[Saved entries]
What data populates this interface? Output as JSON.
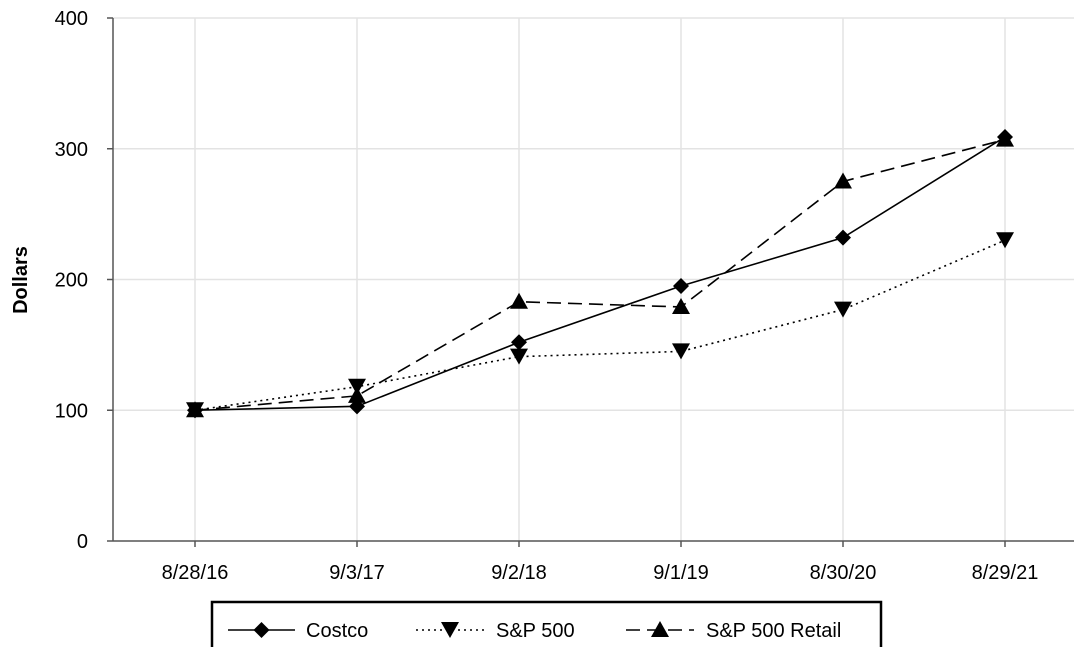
{
  "chart_data": {
    "type": "line",
    "title": "",
    "xlabel": "",
    "ylabel": "Dollars",
    "categories": [
      "8/28/16",
      "9/3/17",
      "9/2/18",
      "9/1/19",
      "8/30/20",
      "8/29/21"
    ],
    "ylim": [
      0,
      400
    ],
    "yticks": [
      0,
      100,
      200,
      300,
      400
    ],
    "grid": "vertical and horizontal",
    "legend_position": "bottom",
    "series": [
      {
        "name": "Costco",
        "values": [
          100,
          103,
          152,
          195,
          232,
          309
        ],
        "line_style": "solid",
        "marker": "diamond",
        "color": "#000000"
      },
      {
        "name": "S&P 500",
        "values": [
          100,
          118,
          141,
          145,
          177,
          230
        ],
        "line_style": "dotted",
        "marker": "triangle-down",
        "color": "#000000"
      },
      {
        "name": "S&P 500 Retail",
        "values": [
          100,
          111,
          183,
          179,
          275,
          307
        ],
        "line_style": "dashed",
        "marker": "triangle-up",
        "color": "#000000"
      }
    ]
  }
}
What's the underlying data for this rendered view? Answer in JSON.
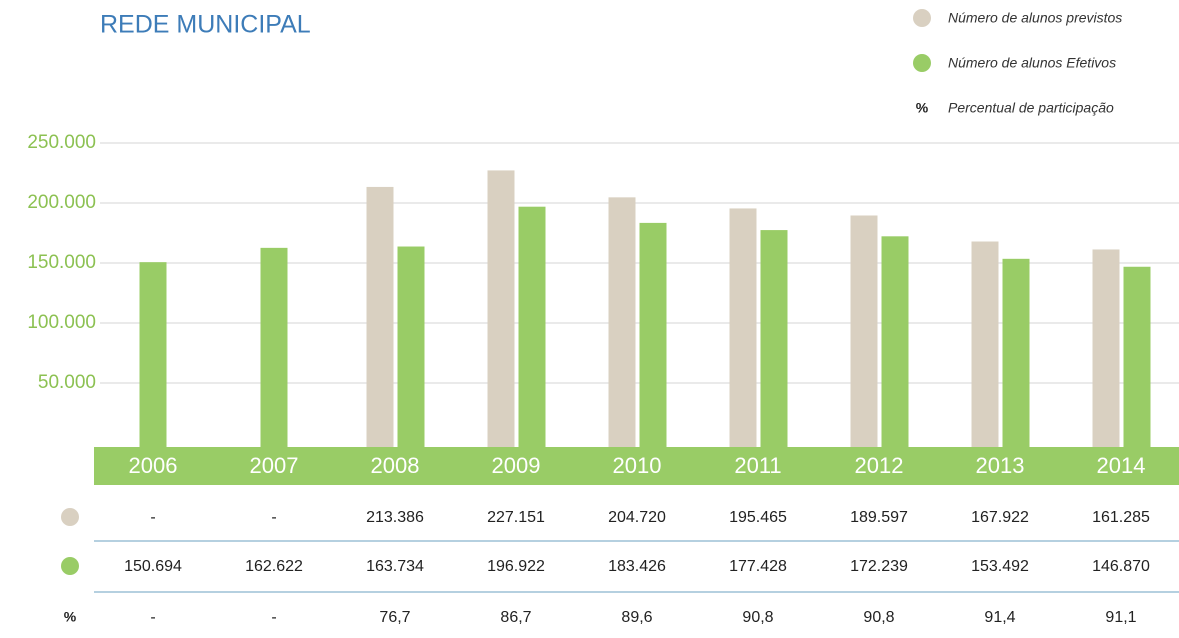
{
  "chart_data": {
    "type": "bar",
    "title": "REDE MUNICIPAL",
    "categories": [
      "2006",
      "2007",
      "2008",
      "2009",
      "2010",
      "2011",
      "2012",
      "2013",
      "2014"
    ],
    "series": [
      {
        "name": "Número de alunos previstos",
        "color": "#d9d0c1",
        "values": [
          null,
          null,
          213386,
          227151,
          204720,
          195465,
          189597,
          167922,
          161285
        ],
        "value_labels": [
          "-",
          "-",
          "213.386",
          "227.151",
          "204.720",
          "195.465",
          "189.597",
          "167.922",
          "161.285"
        ]
      },
      {
        "name": "Número de alunos Efetivos",
        "color": "#99cc66",
        "values": [
          150694,
          162622,
          163734,
          196922,
          183426,
          177428,
          172239,
          153492,
          146870
        ],
        "value_labels": [
          "150.694",
          "162.622",
          "163.734",
          "196.922",
          "183.426",
          "177.428",
          "172.239",
          "153.492",
          "146.870"
        ]
      }
    ],
    "participation": {
      "name": "Percentual de participação",
      "symbol": "%",
      "values": [
        null,
        null,
        76.7,
        86.7,
        89.6,
        90.8,
        90.8,
        91.4,
        91.1
      ],
      "value_labels": [
        "-",
        "-",
        "76,7",
        "86,7",
        "89,6",
        "90,8",
        "90,8",
        "91,4",
        "91,1"
      ]
    },
    "ylim": [
      0,
      250000
    ],
    "yticks": [
      {
        "value": 50000,
        "label": "50.000"
      },
      {
        "value": 100000,
        "label": "100.000"
      },
      {
        "value": 150000,
        "label": "150.000"
      },
      {
        "value": 200000,
        "label": "200.000"
      },
      {
        "value": 250000,
        "label": "250.000"
      }
    ],
    "grid": true
  }
}
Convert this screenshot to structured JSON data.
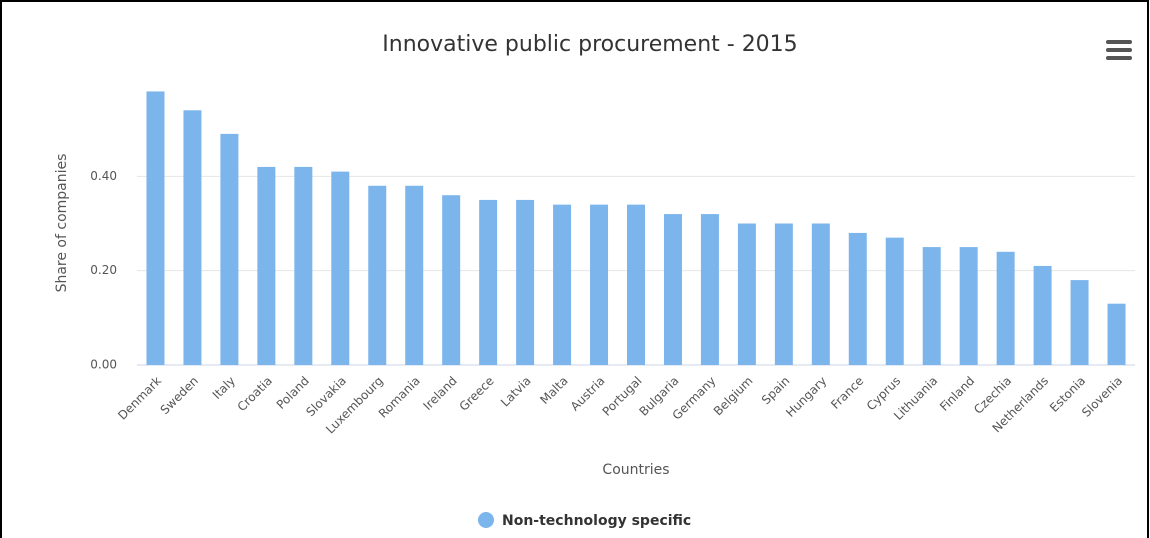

- STATED TASK -
Quote every line word for word and keep the images out of the copy.

- SOLVED EXERCISE -
What data populates this interface? Output as JSON.
{
  "chart_data": {
    "type": "line",
    "title": "",
    "xlabel": "",
    "ylabel": "Dollars",
    "categories": [
      "8/28/16",
      "9/3/17",
      "9/2/18",
      "9/1/19",
      "8/30/20",
      "8/29/21"
    ],
    "ylim": [
      0,
      400
    ],
    "yticks": [
      0,
      100,
      200,
      300,
      400
    ],
    "grid": "vertical and horizontal",
    "legend_position": "bottom",
    "series": [
      {
        "name": "Costco",
        "values": [
          100,
          103,
          152,
          195,
          232,
          309
        ],
        "line_style": "solid",
        "marker": "diamond",
        "color": "#000000"
      },
      {
        "name": "S&P 500",
        "values": [
          100,
          118,
          141,
          145,
          177,
          230
        ],
        "line_style": "dotted",
        "marker": "triangle-down",
        "color": "#000000"
      },
      {
        "name": "S&P 500 Retail",
        "values": [
          100,
          111,
          183,
          179,
          275,
          307
        ],
        "line_style": "dashed",
        "marker": "triangle-up",
        "color": "#000000"
      }
    ]
  }
}
What's the underlying data for this rendered view? Answer in JSON.
{
  "chart_data": {
    "type": "bar",
    "title": "REDE MUNICIPAL",
    "categories": [
      "2006",
      "2007",
      "2008",
      "2009",
      "2010",
      "2011",
      "2012",
      "2013",
      "2014"
    ],
    "series": [
      {
        "name": "Número de alunos previstos",
        "color": "#d9d0c1",
        "values": [
          null,
          null,
          213386,
          227151,
          204720,
          195465,
          189597,
          167922,
          161285
        ],
        "value_labels": [
          "-",
          "-",
          "213.386",
          "227.151",
          "204.720",
          "195.465",
          "189.597",
          "167.922",
          "161.285"
        ]
      },
      {
        "name": "Número de alunos Efetivos",
        "color": "#99cc66",
        "values": [
          150694,
          162622,
          163734,
          196922,
          183426,
          177428,
          172239,
          153492,
          146870
        ],
        "value_labels": [
          "150.694",
          "162.622",
          "163.734",
          "196.922",
          "183.426",
          "177.428",
          "172.239",
          "153.492",
          "146.870"
        ]
      }
    ],
    "participation": {
      "name": "Percentual de participação",
      "symbol": "%",
      "values": [
        null,
        null,
        76.7,
        86.7,
        89.6,
        90.8,
        90.8,
        91.4,
        91.1
      ],
      "value_labels": [
        "-",
        "-",
        "76,7",
        "86,7",
        "89,6",
        "90,8",
        "90,8",
        "91,4",
        "91,1"
      ]
    },
    "ylim": [
      0,
      250000
    ],
    "yticks": [
      {
        "value": 50000,
        "label": "50.000"
      },
      {
        "value": 100000,
        "label": "100.000"
      },
      {
        "value": 150000,
        "label": "150.000"
      },
      {
        "value": 200000,
        "label": "200.000"
      },
      {
        "value": 250000,
        "label": "250.000"
      }
    ],
    "grid": true
  }
}
Convert this screenshot to structured JSON data.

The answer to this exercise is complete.